- TASK DESCRIPTION:
Look over the lines below. Report each one that includes the string "Total".

- MATERIAL PROVIDED:

════════════════════

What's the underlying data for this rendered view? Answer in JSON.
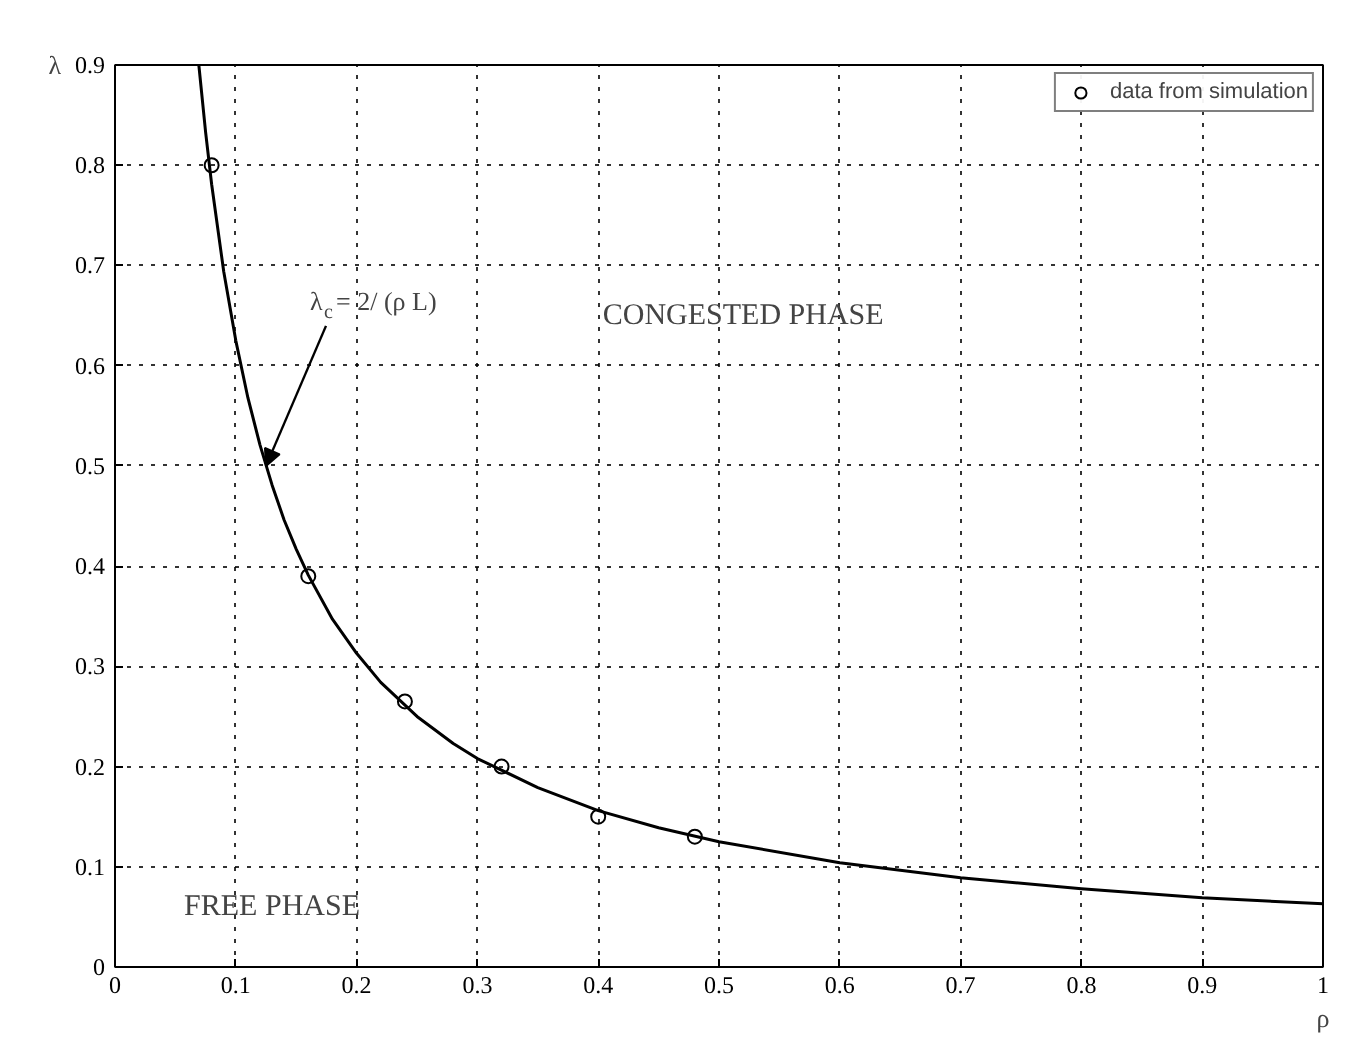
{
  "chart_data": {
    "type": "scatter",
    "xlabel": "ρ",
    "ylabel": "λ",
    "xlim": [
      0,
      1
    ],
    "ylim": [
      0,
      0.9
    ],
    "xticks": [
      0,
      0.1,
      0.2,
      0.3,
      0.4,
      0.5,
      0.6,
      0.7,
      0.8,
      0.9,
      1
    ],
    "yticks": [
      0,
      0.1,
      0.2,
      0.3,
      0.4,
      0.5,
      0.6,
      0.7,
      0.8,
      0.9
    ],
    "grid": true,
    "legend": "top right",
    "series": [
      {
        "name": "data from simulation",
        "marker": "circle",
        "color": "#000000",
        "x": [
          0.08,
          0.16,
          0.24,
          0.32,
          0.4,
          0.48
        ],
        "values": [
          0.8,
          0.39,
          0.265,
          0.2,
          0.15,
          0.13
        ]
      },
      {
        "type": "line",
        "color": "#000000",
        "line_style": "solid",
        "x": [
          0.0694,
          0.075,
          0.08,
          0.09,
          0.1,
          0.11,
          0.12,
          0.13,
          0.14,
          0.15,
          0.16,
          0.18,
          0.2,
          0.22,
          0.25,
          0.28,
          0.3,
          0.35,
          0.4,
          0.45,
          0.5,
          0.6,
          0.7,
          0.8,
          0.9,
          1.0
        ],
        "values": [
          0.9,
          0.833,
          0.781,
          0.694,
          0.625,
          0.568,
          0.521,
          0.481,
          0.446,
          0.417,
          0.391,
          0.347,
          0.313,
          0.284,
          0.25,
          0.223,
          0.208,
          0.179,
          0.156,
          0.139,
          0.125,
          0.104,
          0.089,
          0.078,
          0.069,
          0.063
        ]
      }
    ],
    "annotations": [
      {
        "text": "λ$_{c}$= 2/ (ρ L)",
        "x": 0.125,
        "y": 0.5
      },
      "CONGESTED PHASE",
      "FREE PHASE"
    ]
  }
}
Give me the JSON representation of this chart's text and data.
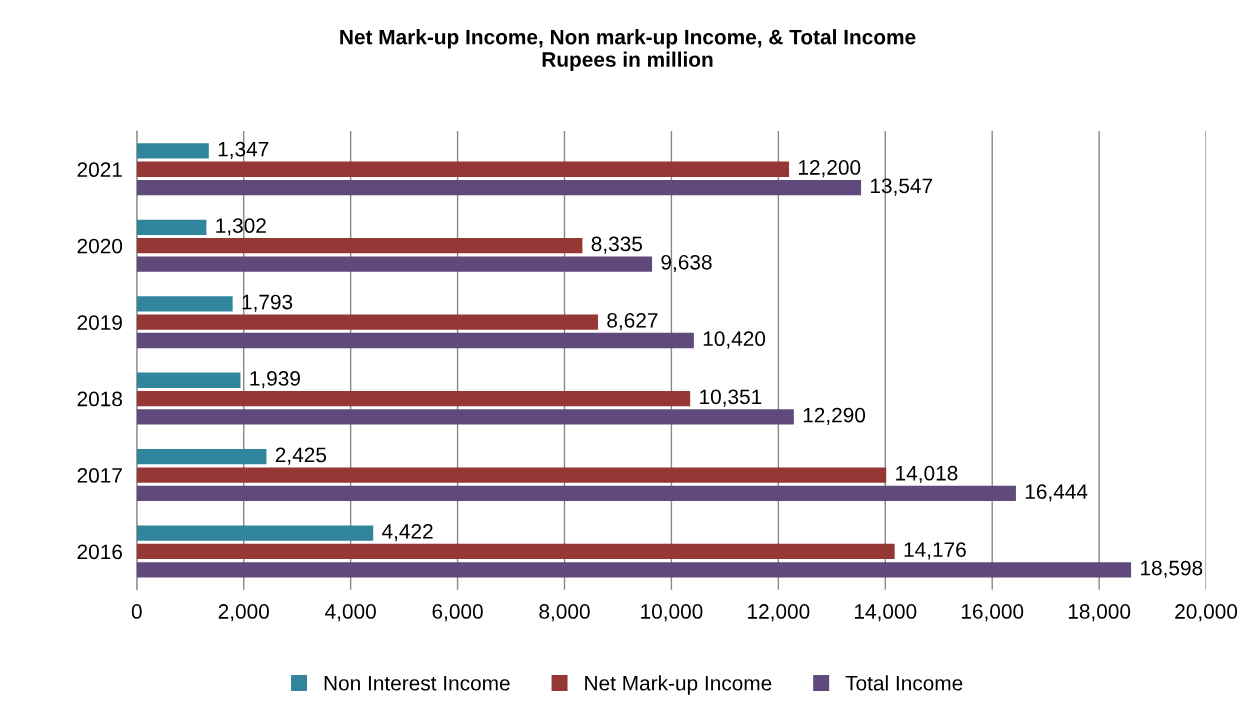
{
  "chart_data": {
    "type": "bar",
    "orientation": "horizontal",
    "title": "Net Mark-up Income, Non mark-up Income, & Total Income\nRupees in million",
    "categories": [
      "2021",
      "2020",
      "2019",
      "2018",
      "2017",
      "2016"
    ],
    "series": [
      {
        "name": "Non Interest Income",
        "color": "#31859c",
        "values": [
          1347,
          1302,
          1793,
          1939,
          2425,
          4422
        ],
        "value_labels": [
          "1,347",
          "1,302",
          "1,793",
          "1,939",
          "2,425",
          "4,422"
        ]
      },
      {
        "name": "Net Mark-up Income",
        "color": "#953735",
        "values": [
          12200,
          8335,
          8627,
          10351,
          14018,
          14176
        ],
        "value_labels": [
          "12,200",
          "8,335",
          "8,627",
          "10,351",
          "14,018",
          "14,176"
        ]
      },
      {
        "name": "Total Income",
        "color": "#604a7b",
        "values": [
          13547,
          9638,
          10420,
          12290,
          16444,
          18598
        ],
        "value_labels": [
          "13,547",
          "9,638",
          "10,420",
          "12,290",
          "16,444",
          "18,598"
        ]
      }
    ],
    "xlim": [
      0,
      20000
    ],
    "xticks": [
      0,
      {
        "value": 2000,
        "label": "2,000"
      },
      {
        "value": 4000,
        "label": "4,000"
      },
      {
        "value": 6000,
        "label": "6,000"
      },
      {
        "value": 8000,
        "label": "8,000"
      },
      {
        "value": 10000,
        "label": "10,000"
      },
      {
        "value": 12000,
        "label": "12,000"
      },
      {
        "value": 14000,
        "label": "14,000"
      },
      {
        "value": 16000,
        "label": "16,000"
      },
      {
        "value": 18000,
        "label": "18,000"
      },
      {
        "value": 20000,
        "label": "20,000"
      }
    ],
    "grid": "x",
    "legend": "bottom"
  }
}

════════════════════

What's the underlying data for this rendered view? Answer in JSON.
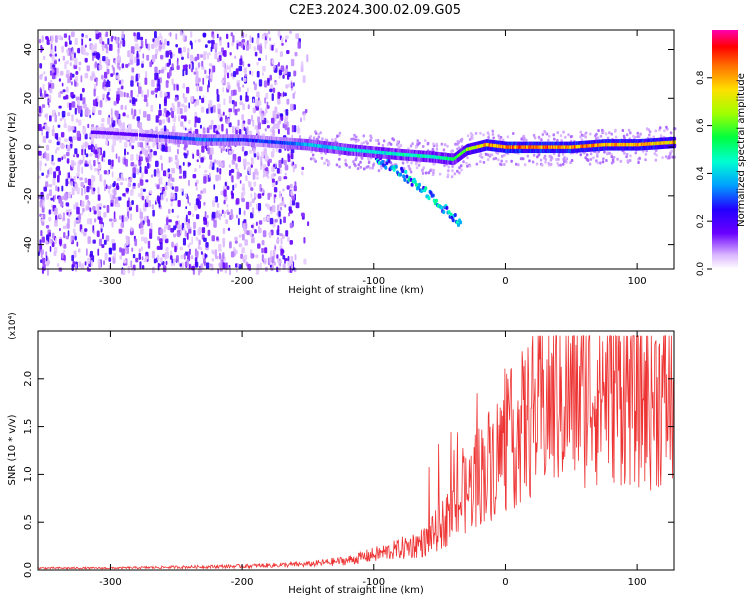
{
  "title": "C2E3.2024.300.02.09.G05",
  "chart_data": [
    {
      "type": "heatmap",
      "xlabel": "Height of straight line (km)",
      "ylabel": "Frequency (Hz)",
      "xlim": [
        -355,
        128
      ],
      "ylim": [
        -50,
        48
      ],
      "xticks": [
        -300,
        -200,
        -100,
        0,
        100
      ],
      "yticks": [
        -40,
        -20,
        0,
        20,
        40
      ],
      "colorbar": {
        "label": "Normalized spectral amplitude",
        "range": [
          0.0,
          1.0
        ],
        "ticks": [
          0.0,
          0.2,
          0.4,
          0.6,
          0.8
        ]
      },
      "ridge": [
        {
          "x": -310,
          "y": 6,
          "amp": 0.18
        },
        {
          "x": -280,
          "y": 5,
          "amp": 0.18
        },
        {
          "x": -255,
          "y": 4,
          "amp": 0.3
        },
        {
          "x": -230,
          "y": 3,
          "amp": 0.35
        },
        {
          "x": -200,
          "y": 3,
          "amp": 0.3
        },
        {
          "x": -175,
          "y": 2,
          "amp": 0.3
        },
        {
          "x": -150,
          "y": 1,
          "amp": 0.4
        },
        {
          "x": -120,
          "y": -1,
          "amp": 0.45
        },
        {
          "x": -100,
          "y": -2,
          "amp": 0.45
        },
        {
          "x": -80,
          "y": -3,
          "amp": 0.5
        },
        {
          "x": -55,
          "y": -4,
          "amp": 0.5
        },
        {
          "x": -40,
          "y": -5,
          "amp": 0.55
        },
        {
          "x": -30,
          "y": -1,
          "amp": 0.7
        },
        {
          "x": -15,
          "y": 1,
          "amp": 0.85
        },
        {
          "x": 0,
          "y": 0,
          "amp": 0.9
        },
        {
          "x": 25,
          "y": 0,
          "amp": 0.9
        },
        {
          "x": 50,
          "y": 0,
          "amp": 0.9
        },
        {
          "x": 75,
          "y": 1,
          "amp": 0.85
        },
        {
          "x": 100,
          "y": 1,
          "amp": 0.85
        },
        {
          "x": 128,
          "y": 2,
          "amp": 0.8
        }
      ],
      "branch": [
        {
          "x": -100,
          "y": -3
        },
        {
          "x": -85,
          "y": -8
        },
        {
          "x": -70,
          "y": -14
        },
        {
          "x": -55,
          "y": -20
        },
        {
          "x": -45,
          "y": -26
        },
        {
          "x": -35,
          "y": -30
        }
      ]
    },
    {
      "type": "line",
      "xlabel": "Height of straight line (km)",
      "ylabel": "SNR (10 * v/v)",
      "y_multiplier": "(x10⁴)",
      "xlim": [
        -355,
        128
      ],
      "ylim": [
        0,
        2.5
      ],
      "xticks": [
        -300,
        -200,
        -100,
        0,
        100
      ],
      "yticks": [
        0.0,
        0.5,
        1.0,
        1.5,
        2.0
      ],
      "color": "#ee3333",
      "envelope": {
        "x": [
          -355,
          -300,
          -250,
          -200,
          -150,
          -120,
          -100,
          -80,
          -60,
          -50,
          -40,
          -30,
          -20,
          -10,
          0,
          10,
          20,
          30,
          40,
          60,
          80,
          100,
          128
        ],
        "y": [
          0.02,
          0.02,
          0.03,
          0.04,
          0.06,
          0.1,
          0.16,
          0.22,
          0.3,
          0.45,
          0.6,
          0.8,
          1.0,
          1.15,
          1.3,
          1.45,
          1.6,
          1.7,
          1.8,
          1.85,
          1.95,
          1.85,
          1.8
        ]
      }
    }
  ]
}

════════════════════

- ANSWER TO THE PROBLEM:
    "title": "Net Mark-up Income, Non mark-up Income, & Total Income\nRupees in million",
        "name": "Total Income",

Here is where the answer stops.